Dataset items
────────────────────

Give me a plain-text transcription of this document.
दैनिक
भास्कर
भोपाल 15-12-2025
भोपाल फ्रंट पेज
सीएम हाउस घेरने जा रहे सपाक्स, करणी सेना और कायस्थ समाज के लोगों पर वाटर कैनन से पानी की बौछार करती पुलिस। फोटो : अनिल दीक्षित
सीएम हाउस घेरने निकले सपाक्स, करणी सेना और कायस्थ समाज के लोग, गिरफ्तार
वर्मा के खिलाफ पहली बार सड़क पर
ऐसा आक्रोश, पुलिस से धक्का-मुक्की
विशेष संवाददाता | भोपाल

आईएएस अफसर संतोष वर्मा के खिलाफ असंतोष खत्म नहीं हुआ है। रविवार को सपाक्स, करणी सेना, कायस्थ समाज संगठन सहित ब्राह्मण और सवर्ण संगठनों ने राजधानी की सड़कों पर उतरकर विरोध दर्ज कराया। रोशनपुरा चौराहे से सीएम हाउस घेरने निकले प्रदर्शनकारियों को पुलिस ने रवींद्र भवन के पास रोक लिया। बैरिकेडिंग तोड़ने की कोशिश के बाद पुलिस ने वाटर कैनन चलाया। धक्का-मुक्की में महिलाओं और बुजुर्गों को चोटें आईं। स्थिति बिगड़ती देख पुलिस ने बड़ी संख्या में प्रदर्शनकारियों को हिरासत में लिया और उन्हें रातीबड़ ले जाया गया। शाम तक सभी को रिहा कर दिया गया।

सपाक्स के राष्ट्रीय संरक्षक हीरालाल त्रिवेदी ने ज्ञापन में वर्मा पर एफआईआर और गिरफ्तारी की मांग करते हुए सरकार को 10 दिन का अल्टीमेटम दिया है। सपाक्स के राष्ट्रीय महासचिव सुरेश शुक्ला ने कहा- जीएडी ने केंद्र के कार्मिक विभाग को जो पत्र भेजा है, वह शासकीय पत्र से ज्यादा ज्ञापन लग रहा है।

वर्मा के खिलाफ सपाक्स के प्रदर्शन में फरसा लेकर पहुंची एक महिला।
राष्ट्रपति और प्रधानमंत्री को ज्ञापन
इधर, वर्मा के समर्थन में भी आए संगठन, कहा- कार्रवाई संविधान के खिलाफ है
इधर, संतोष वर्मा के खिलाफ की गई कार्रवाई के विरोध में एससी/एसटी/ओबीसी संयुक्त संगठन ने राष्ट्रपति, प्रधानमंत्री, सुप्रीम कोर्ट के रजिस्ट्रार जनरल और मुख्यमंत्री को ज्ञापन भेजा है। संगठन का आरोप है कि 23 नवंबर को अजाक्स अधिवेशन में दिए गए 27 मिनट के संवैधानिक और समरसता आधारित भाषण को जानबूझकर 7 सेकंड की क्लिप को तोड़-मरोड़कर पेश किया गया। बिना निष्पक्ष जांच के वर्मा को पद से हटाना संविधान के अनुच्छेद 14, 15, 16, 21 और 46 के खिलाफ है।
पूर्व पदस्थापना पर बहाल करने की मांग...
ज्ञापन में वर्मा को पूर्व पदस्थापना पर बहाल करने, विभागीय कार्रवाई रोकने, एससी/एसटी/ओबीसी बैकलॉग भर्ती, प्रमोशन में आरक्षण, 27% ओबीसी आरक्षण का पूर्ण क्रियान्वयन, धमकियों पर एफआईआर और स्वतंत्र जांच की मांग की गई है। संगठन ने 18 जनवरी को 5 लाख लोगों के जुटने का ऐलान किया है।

────────────────────

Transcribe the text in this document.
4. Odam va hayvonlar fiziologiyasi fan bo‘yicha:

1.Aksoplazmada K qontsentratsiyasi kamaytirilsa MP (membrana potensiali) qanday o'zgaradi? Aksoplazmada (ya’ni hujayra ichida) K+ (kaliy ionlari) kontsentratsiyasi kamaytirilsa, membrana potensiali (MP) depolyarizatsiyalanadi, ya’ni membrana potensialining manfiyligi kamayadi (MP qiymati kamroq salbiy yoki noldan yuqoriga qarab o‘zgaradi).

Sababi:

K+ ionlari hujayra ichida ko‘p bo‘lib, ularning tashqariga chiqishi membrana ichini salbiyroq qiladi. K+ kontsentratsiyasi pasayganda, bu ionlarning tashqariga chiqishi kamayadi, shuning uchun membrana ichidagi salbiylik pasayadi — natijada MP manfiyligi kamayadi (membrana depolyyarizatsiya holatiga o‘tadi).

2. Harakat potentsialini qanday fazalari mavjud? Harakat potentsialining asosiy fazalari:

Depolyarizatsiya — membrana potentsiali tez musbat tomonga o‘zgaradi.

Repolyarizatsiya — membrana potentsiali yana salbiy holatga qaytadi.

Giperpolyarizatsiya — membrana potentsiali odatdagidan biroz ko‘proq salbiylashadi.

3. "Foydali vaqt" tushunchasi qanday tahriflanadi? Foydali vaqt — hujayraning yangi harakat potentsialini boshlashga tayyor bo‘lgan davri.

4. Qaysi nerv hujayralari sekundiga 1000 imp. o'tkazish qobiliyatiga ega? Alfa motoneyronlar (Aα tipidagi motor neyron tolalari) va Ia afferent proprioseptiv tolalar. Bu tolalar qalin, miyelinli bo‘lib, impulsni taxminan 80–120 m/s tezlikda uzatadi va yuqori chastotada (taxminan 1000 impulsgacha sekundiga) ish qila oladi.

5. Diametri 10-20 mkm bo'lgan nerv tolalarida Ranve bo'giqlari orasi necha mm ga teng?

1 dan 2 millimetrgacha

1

────────────────────

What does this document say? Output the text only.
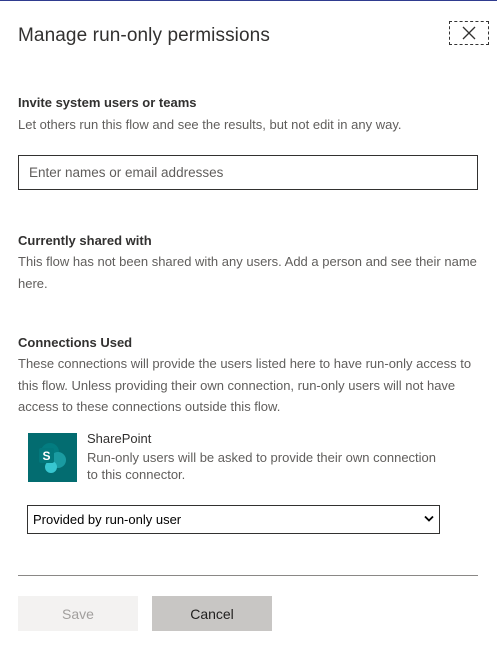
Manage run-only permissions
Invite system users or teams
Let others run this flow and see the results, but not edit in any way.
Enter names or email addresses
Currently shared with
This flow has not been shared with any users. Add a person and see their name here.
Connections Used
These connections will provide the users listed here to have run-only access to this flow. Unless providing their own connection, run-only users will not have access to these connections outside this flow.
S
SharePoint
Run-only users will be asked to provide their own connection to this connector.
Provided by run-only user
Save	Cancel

────────────────────

### Stated task
What is the number of lines above that contain "kamayadi"? Answer with that number only.

### Written solution
2